- Written task: Extract the lines that carry the string "Experimental" from the listing.

===

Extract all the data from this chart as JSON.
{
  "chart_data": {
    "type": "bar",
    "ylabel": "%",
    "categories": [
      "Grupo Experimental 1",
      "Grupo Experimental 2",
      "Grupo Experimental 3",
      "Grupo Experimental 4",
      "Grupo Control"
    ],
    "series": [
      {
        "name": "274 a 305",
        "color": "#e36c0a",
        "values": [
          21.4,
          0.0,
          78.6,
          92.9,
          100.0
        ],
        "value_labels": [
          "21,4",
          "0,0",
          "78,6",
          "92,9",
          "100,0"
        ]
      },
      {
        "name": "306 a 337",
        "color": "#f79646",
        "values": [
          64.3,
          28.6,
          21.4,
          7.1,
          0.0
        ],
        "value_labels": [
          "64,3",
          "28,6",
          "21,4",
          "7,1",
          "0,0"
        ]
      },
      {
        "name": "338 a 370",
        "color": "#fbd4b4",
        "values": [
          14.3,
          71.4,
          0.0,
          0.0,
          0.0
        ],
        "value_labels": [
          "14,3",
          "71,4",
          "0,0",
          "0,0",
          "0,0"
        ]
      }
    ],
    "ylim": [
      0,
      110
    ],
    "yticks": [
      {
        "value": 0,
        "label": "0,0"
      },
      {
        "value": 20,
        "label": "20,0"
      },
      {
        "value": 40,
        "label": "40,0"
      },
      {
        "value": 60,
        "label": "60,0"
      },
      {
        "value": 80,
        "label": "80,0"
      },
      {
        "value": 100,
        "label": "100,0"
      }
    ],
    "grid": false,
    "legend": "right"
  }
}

===

- Exercise result:
      "Grupo Experimental 1",
      "Grupo Experimental 2",
      "Grupo Experimental 3",
      "Grupo Experimental 4",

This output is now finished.